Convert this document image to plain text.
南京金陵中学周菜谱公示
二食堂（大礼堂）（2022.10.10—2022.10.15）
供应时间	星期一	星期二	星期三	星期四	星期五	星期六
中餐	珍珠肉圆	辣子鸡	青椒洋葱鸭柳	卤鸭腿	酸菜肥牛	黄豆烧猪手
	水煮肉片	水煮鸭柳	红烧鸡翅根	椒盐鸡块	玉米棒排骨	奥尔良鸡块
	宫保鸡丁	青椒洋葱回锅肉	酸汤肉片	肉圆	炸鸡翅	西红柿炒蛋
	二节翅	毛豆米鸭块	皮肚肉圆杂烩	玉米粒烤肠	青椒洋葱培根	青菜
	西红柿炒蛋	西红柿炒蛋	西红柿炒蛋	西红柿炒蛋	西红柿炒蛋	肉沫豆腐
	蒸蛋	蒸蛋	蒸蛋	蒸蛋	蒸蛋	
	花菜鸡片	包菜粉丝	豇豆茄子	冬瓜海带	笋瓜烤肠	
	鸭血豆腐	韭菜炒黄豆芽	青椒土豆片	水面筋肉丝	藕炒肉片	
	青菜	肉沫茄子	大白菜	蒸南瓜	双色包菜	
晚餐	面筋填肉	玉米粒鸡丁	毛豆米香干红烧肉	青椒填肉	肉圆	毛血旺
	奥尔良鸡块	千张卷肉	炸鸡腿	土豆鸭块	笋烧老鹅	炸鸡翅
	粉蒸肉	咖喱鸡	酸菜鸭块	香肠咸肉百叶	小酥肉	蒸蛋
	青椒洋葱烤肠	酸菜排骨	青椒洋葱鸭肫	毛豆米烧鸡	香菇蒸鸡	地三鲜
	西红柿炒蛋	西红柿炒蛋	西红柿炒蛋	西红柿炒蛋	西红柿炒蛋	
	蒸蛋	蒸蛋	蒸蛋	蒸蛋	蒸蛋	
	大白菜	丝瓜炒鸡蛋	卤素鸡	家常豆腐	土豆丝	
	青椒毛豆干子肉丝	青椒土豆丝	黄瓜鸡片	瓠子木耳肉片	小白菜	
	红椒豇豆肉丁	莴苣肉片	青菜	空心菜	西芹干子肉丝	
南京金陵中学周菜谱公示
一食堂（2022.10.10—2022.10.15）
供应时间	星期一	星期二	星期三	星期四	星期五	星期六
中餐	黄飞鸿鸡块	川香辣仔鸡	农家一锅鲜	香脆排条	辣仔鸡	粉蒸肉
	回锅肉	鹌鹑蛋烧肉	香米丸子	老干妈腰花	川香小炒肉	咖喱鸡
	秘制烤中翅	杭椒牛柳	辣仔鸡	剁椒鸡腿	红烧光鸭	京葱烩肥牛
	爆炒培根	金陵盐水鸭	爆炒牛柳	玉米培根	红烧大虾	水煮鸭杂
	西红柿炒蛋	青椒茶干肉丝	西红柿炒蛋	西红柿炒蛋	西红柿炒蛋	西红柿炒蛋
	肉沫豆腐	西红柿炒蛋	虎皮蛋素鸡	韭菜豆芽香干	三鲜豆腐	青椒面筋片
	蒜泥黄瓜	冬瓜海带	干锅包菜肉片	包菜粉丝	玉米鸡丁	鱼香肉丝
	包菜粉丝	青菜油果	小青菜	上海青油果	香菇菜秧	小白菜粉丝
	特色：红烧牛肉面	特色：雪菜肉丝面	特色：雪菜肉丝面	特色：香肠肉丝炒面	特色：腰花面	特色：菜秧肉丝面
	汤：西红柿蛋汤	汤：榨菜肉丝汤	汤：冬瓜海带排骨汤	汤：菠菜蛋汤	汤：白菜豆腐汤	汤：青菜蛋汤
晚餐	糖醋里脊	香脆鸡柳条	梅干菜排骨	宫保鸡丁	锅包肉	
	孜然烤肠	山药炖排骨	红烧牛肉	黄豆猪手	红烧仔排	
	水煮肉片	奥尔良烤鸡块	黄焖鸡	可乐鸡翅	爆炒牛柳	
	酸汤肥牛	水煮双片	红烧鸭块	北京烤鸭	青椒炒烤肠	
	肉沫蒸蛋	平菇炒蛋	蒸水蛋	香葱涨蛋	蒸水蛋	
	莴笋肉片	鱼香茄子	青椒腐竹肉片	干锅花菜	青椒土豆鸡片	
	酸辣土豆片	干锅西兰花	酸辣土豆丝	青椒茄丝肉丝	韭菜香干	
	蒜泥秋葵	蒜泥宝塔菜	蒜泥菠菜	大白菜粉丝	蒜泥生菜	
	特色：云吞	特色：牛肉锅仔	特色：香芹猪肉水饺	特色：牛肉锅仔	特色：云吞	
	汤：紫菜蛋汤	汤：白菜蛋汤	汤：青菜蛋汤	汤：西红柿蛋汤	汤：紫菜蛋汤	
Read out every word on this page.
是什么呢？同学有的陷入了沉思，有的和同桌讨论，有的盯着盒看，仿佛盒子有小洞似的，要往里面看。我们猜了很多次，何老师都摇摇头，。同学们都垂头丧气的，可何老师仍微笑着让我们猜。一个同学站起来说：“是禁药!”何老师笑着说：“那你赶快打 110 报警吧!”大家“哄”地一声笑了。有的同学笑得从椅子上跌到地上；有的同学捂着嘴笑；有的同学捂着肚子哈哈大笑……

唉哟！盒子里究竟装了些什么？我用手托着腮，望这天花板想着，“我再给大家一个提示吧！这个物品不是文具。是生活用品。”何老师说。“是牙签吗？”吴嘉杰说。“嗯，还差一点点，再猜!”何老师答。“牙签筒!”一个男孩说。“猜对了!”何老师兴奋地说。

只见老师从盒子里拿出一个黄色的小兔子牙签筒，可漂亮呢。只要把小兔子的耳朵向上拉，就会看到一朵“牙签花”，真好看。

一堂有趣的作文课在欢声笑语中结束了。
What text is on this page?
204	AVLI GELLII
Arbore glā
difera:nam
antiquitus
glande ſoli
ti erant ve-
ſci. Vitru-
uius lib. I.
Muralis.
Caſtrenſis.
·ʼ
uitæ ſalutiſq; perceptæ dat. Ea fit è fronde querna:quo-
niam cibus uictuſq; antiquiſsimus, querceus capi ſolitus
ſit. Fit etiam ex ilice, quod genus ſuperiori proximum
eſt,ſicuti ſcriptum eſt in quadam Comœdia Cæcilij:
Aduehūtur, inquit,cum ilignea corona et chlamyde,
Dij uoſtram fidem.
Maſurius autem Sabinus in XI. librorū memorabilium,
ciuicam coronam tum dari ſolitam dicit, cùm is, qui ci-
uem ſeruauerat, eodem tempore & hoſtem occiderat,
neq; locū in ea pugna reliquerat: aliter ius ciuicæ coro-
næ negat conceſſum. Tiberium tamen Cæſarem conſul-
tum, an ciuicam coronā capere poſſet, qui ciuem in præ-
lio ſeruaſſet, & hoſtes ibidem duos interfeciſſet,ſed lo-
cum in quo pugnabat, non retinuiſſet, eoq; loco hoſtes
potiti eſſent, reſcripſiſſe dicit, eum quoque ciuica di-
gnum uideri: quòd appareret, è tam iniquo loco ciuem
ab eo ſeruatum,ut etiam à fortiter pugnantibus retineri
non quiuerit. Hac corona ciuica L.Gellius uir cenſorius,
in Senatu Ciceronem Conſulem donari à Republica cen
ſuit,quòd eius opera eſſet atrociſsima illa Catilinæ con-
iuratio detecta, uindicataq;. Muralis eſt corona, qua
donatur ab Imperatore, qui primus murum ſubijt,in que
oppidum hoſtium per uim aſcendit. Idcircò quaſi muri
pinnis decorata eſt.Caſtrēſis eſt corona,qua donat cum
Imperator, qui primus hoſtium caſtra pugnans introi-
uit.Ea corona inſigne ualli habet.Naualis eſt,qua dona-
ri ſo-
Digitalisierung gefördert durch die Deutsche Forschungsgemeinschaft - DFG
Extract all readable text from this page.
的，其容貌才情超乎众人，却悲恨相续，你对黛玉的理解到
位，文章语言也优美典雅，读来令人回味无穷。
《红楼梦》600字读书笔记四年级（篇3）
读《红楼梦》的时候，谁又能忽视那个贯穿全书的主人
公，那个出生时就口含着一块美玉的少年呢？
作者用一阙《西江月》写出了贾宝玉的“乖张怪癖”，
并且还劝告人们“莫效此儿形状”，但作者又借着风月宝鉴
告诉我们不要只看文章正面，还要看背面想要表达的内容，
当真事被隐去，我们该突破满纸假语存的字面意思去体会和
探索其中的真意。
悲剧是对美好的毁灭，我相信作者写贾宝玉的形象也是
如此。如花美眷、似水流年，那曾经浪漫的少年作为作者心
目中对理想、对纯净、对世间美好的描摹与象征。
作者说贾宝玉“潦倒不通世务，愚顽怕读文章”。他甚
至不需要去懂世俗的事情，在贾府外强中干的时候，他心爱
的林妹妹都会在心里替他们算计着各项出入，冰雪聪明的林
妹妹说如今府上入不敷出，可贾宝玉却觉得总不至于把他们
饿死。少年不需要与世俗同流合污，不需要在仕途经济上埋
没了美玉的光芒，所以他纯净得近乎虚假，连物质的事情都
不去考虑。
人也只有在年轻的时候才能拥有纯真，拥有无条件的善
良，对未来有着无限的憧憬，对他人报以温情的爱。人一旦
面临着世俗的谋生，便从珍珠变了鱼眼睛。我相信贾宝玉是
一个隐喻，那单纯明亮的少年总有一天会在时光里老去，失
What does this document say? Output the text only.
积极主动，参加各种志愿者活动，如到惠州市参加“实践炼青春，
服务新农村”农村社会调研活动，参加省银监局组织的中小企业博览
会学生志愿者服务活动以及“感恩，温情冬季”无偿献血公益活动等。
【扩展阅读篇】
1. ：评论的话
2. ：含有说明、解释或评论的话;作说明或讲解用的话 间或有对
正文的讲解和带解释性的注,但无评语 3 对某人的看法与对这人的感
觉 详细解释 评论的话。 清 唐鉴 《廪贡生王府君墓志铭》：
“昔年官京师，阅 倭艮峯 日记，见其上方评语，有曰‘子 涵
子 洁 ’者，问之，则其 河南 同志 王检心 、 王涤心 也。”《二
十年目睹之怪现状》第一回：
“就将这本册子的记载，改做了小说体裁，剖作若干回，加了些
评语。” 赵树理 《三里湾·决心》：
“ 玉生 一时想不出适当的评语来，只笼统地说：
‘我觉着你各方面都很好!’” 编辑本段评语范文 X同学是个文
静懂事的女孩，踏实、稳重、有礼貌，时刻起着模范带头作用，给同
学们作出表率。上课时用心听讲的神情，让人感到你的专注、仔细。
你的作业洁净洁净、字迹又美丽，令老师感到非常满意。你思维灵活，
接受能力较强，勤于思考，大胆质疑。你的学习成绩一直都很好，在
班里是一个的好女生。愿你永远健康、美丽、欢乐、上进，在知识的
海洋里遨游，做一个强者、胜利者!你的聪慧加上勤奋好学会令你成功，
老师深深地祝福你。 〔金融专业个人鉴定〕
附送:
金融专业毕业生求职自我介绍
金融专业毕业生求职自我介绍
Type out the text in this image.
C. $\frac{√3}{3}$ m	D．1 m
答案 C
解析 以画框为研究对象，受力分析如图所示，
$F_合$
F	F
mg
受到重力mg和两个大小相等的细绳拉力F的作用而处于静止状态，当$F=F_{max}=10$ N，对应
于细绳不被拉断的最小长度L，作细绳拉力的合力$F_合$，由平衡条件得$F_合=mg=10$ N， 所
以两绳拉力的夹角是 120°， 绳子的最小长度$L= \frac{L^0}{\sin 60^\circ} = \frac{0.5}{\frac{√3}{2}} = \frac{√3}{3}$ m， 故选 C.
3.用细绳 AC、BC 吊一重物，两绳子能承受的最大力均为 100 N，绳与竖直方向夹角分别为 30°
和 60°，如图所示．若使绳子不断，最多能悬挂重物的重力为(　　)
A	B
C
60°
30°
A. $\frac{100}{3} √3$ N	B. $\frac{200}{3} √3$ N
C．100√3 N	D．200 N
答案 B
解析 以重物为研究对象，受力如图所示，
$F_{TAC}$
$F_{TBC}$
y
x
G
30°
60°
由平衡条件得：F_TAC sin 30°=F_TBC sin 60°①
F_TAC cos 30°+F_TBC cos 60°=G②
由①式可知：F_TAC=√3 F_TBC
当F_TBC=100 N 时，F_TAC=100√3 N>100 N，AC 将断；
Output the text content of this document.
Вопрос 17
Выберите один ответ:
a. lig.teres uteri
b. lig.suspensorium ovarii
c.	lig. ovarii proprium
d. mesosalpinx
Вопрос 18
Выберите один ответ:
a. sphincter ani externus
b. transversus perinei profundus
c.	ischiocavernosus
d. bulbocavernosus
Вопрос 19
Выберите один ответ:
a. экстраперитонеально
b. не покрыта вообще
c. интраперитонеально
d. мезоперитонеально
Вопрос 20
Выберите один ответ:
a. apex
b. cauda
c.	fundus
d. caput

What you are asked to do: In the entries above, locate every line with the word "text" and copy it.

Task solution:
Convert this document image to plain text.
What text is on this page?
Extract all readable text from this page.
What does this document say? Output the text only.
Type out the text in this image.
Output the text content of this document.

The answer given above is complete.